### Exercise details:
Records follow. Copy every line with "this".

##########

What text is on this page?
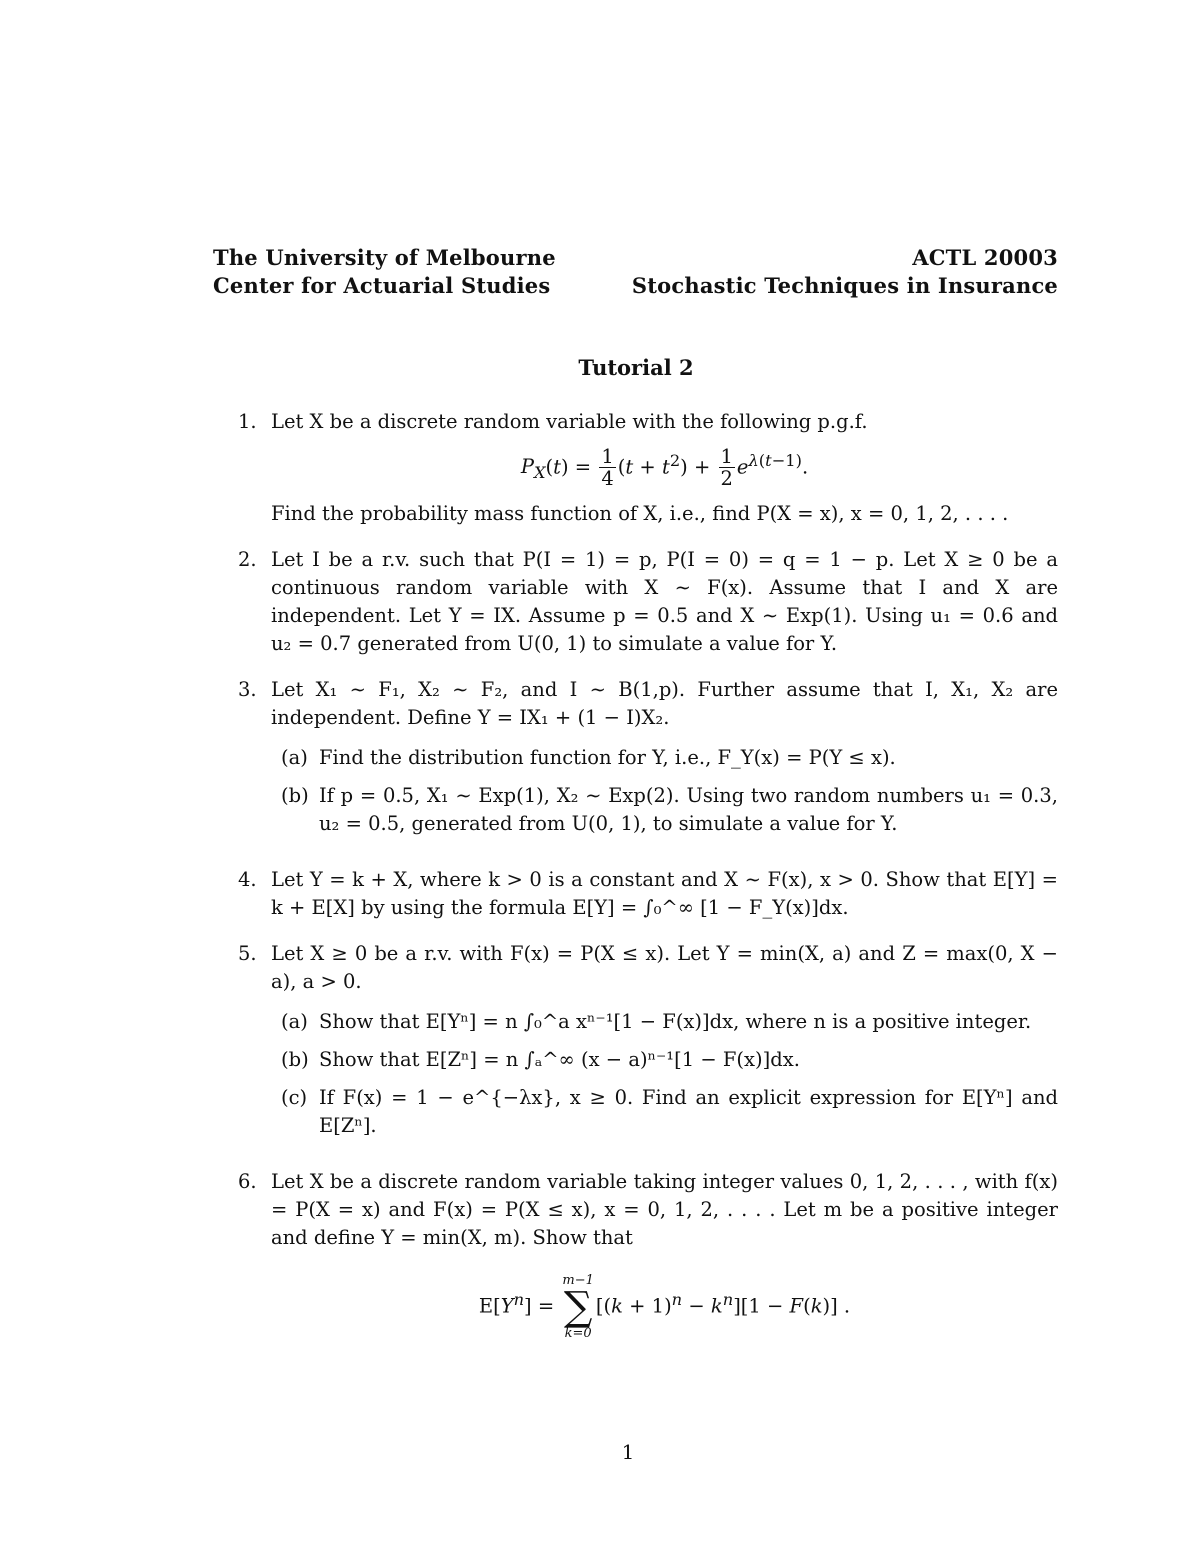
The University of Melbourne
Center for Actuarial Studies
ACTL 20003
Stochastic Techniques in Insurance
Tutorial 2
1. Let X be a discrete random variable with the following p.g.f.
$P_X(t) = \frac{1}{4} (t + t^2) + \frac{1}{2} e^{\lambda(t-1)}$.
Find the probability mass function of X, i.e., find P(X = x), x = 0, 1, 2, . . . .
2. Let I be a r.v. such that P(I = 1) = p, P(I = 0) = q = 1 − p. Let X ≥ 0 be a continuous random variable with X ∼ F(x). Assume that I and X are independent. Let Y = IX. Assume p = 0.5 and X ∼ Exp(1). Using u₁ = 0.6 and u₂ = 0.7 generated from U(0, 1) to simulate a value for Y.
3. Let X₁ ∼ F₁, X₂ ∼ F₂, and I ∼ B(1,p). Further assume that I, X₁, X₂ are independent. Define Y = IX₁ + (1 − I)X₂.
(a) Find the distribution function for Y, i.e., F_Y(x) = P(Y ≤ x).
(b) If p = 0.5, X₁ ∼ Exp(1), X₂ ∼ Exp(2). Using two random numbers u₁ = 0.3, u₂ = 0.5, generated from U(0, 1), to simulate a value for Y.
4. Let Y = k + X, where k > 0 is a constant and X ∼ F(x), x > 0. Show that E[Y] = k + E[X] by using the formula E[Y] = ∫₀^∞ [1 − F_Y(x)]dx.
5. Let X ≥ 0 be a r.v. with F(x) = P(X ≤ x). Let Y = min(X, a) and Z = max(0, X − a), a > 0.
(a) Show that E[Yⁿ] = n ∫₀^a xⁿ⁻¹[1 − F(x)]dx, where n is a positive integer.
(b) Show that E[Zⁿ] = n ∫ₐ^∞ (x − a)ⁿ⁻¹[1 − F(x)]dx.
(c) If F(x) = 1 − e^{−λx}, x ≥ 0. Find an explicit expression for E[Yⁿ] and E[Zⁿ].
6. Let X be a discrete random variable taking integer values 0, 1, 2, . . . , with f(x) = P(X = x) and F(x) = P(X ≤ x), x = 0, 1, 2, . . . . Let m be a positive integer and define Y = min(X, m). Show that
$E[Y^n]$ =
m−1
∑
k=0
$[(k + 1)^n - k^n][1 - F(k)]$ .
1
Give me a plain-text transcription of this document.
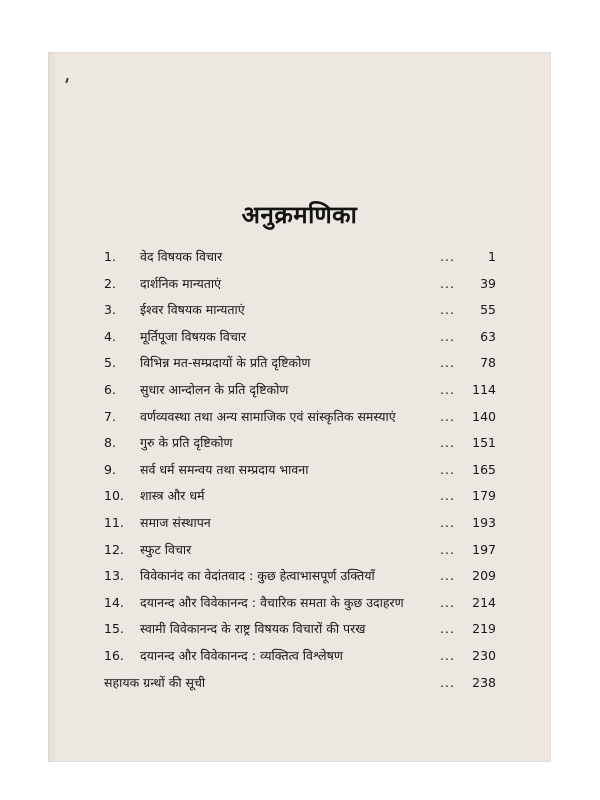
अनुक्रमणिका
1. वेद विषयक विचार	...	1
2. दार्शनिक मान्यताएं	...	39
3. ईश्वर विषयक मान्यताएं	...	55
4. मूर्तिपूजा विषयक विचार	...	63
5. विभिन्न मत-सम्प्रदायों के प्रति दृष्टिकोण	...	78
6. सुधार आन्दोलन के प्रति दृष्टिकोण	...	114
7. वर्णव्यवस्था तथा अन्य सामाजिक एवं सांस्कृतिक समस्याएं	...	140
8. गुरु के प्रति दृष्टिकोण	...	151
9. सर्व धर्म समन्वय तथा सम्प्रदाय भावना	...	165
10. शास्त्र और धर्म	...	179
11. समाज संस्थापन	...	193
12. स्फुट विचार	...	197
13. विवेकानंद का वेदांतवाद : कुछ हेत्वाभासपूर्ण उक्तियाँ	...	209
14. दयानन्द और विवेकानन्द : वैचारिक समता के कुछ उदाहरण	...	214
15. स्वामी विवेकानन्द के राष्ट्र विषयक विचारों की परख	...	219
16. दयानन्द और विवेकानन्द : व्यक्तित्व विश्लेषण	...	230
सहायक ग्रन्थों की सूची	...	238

##########

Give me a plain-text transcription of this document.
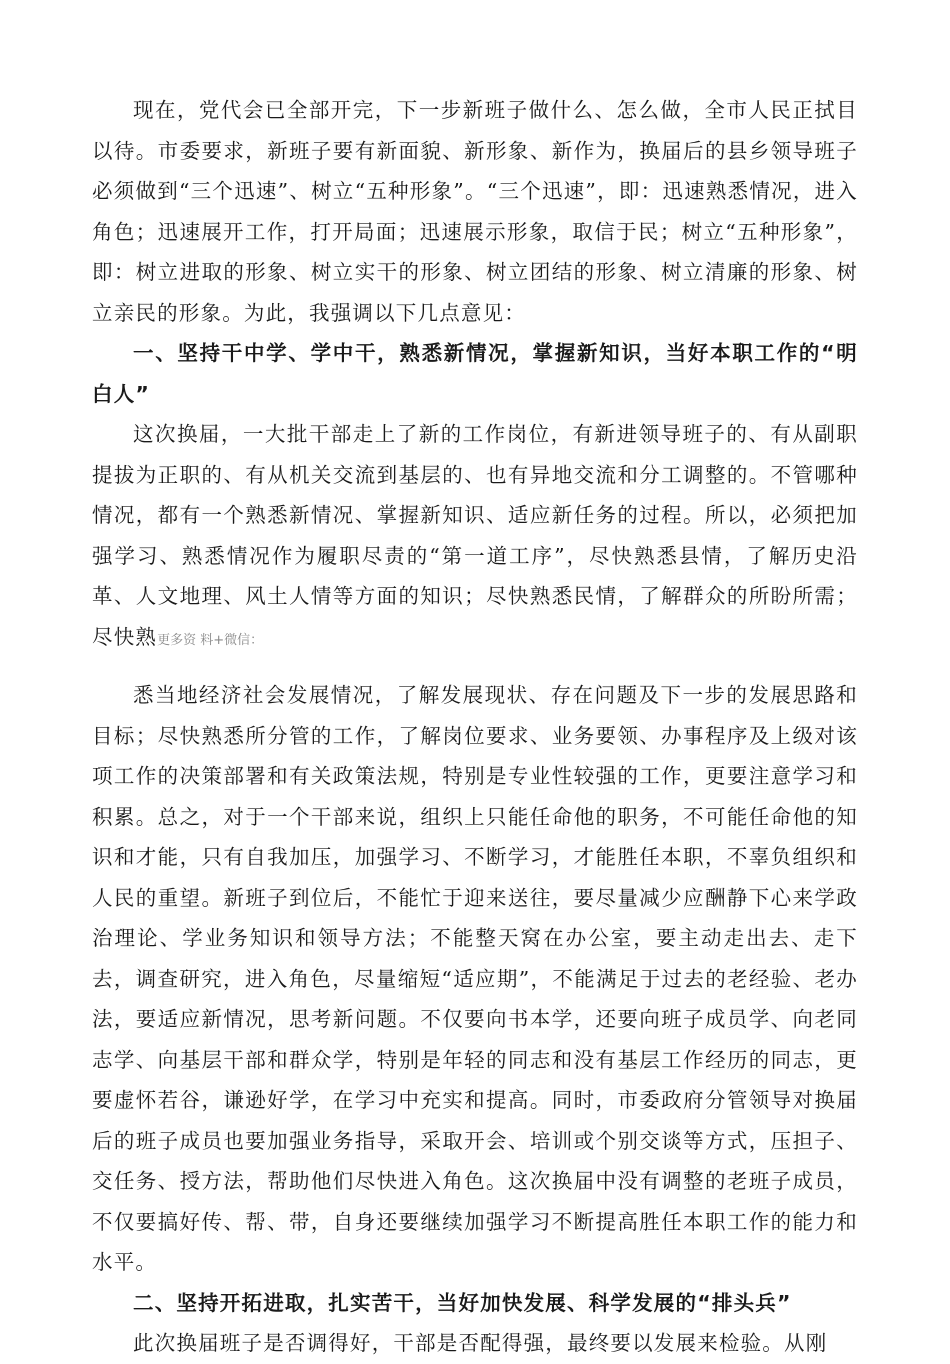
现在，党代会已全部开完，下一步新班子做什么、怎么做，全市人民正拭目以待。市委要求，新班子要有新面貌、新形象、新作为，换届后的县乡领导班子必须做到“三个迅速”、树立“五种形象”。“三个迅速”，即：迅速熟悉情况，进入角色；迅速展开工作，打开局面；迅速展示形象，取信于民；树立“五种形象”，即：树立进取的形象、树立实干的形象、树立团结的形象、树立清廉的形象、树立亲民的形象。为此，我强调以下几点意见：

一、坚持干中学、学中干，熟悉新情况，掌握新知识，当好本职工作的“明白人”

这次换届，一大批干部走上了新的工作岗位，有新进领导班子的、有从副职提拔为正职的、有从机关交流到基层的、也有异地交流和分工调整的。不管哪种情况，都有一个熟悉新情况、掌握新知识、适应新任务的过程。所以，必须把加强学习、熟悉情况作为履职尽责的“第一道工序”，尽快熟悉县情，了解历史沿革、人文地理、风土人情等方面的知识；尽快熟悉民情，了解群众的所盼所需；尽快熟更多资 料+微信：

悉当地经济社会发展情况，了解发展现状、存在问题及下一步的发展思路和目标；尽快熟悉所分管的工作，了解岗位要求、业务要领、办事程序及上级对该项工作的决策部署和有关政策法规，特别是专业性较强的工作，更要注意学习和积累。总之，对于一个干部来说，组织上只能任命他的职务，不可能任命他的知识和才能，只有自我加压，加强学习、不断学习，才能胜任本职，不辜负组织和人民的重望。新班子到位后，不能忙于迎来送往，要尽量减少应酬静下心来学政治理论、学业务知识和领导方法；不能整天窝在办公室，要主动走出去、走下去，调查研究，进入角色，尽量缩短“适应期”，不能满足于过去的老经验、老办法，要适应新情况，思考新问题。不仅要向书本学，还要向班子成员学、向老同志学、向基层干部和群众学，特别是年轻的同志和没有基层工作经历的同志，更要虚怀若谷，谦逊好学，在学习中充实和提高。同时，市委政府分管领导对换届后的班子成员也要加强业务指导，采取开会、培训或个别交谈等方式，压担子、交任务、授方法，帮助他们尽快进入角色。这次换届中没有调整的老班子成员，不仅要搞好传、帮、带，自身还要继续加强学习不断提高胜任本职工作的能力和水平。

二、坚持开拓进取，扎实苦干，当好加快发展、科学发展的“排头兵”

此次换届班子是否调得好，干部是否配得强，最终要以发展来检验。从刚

##########

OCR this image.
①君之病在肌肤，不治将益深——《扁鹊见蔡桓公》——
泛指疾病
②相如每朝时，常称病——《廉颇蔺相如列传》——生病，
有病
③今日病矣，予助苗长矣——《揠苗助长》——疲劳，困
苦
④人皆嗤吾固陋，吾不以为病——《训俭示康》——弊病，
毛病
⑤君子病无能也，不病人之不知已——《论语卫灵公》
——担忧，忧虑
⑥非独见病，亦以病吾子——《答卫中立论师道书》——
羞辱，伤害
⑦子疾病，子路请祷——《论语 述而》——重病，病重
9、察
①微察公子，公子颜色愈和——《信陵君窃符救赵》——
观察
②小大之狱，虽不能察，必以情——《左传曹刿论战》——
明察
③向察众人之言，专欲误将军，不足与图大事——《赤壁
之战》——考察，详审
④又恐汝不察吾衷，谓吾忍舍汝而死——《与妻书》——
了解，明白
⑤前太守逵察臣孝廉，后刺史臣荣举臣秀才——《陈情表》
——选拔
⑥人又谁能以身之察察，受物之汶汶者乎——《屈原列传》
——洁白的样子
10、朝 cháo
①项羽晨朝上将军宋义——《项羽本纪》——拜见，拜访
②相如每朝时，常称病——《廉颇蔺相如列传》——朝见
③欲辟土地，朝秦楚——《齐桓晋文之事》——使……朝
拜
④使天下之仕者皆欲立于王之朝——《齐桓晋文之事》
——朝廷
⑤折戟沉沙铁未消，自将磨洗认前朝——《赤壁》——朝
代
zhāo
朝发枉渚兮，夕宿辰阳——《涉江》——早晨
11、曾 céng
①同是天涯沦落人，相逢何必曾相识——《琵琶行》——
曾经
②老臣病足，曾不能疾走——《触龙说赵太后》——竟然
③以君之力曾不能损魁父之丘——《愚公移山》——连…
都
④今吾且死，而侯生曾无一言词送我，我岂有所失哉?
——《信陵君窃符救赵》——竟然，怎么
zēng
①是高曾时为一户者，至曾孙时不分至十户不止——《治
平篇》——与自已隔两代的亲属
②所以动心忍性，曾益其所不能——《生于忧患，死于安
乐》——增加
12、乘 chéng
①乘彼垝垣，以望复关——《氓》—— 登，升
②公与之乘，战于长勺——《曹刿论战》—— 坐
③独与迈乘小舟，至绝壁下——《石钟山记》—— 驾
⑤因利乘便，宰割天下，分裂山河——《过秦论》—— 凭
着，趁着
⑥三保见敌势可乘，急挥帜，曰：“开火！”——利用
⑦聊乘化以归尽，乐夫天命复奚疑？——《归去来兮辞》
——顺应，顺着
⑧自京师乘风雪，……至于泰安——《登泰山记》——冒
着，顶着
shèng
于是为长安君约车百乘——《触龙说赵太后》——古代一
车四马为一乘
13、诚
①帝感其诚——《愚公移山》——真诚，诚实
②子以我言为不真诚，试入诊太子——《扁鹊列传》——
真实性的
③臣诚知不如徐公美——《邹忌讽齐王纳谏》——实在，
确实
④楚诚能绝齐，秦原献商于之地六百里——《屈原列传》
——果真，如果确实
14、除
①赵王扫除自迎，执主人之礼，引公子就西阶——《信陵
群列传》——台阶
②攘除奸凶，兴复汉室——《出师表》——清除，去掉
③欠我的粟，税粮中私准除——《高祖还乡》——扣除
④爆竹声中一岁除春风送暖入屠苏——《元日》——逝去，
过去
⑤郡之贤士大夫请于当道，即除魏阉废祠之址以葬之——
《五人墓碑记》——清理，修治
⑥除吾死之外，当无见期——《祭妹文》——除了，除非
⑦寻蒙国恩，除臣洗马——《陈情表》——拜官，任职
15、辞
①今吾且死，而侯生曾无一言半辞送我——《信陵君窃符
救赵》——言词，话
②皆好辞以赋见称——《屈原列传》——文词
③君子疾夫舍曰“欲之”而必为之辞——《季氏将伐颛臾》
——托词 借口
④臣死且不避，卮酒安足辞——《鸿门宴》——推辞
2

##########

### Full output:
What text is on this page?
Give me a plain-text transcription of this document.
Give me a plain-text transcription of this document.
OCR this image.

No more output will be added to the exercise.